● **Aim of the exercise**: Scan the entries and tally the lines that include the string "hospital". Reply with the figure alone.

● **Information provided**:
────

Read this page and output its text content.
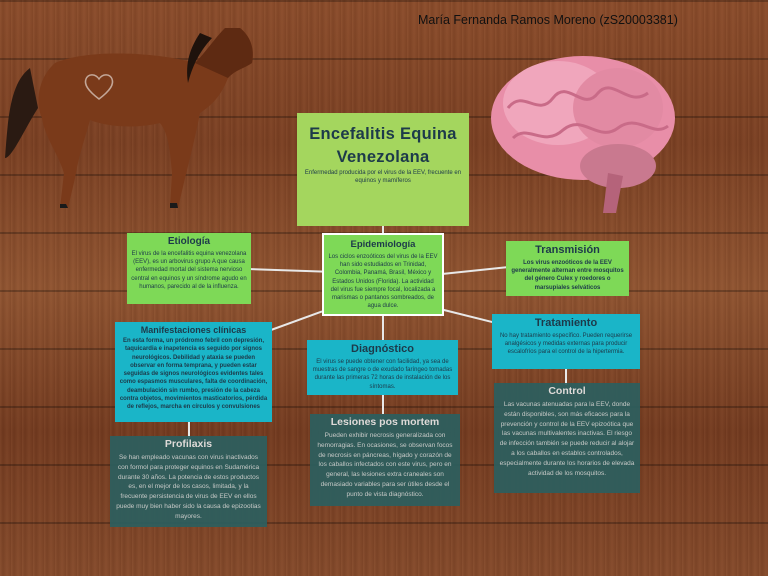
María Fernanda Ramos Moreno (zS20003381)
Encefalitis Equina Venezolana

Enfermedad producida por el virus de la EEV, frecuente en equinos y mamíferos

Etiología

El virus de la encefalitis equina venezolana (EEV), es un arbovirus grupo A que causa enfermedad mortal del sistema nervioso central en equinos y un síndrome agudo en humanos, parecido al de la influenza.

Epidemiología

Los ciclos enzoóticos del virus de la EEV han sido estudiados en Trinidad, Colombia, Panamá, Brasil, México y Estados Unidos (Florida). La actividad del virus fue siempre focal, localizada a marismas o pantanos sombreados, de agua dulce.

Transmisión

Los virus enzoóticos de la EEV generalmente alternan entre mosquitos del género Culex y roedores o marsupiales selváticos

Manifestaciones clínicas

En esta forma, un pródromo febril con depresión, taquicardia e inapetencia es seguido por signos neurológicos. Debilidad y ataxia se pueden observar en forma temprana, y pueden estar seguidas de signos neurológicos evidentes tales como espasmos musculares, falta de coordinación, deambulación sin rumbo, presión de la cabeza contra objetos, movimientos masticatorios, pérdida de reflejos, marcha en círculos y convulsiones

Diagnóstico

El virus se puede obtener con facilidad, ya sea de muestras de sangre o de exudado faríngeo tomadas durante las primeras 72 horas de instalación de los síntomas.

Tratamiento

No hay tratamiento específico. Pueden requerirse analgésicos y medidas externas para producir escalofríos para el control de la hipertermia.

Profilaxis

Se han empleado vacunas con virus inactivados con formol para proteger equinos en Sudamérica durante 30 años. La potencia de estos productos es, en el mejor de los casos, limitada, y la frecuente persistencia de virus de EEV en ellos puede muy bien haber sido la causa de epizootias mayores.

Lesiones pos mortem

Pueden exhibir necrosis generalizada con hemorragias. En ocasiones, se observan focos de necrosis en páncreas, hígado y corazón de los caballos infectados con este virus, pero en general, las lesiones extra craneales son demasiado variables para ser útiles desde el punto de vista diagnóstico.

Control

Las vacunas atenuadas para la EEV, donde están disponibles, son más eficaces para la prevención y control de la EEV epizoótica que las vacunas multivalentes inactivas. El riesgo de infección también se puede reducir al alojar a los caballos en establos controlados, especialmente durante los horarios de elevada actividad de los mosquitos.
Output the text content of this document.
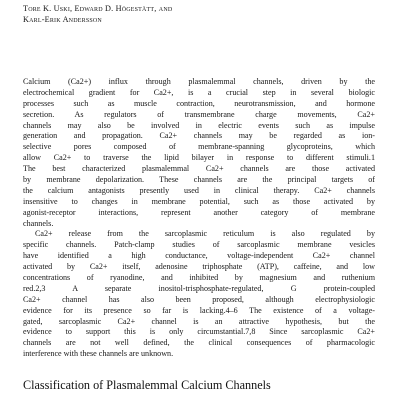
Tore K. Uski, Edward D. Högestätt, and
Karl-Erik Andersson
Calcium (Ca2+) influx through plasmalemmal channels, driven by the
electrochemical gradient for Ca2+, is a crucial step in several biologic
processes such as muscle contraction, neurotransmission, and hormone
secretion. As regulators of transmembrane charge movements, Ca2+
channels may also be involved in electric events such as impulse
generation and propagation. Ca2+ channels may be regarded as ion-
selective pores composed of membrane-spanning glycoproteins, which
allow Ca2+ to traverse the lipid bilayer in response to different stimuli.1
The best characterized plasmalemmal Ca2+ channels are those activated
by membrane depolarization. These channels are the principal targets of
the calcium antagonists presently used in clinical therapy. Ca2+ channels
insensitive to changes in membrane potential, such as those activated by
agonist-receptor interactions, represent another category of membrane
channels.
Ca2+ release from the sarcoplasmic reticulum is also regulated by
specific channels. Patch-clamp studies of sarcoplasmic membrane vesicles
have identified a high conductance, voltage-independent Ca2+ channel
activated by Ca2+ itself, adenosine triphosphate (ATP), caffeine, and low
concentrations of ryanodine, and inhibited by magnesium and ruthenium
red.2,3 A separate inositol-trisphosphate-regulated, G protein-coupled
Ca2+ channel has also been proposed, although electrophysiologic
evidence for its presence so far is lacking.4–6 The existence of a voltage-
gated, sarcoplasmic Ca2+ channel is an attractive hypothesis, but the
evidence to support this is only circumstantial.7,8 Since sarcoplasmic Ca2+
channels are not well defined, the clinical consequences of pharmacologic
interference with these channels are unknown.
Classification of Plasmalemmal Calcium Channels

────

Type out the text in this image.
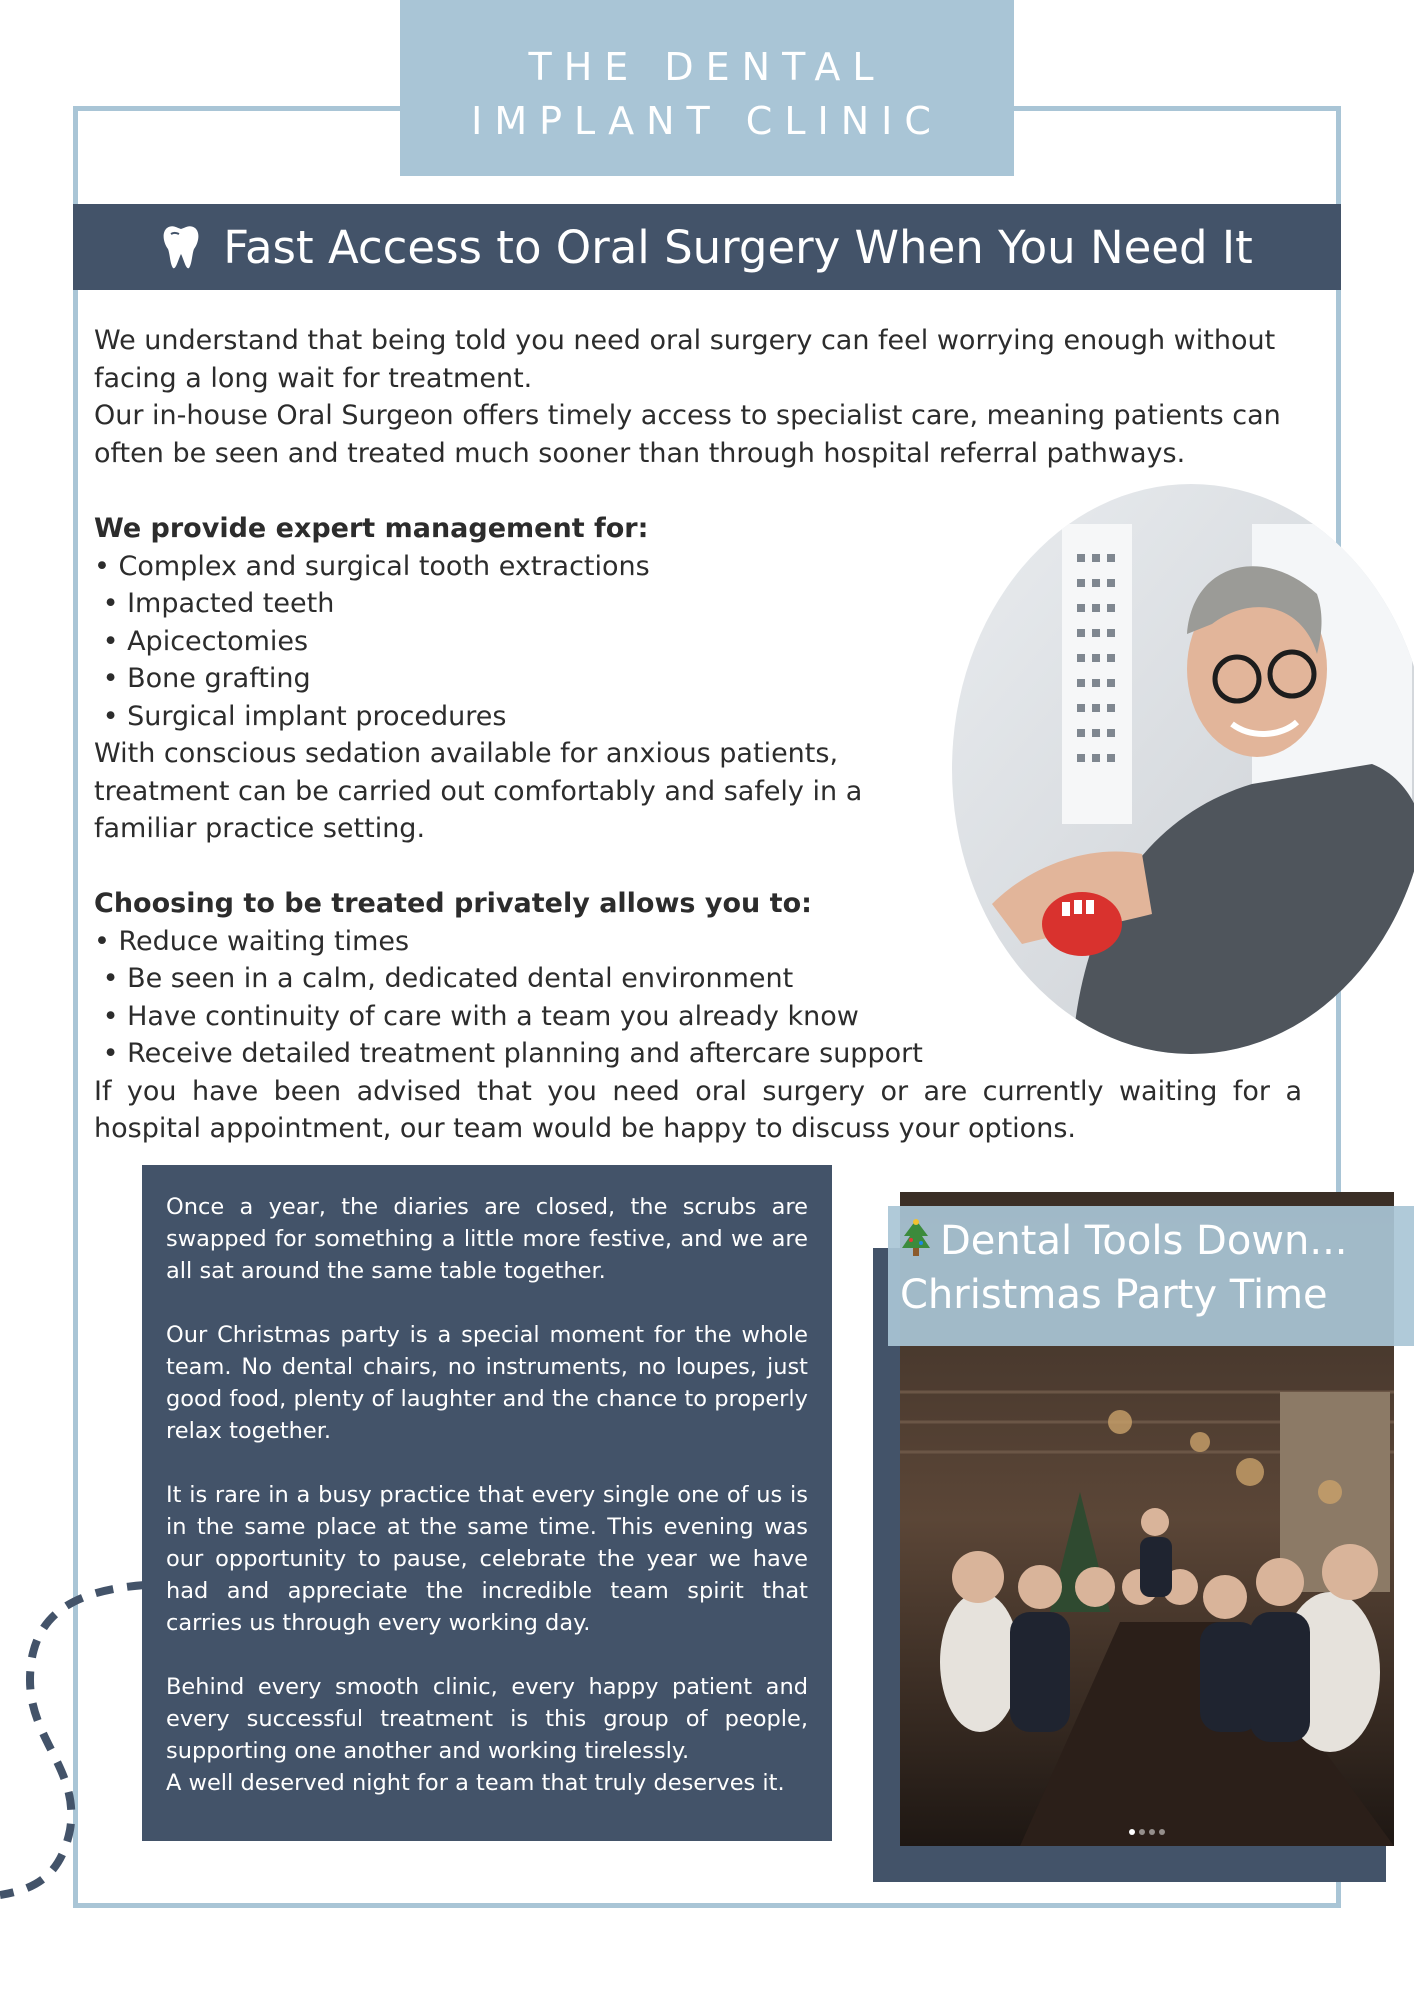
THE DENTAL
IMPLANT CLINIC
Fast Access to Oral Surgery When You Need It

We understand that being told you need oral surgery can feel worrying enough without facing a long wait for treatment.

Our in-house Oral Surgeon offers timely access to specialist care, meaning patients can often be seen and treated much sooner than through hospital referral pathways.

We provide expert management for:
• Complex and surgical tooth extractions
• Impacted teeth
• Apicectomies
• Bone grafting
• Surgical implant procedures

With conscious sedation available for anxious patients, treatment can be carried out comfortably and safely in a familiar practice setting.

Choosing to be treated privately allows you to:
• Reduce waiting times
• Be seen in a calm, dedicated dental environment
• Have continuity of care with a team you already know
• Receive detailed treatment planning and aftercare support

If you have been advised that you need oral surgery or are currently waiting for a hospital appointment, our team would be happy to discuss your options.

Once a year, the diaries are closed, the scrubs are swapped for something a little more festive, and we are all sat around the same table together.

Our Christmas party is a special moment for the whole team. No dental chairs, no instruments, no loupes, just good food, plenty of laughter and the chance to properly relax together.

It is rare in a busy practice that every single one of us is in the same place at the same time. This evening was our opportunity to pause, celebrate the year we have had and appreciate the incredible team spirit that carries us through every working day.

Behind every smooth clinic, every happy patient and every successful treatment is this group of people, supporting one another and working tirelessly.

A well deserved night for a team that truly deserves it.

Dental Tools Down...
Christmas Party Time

────

● **Task solution**: 2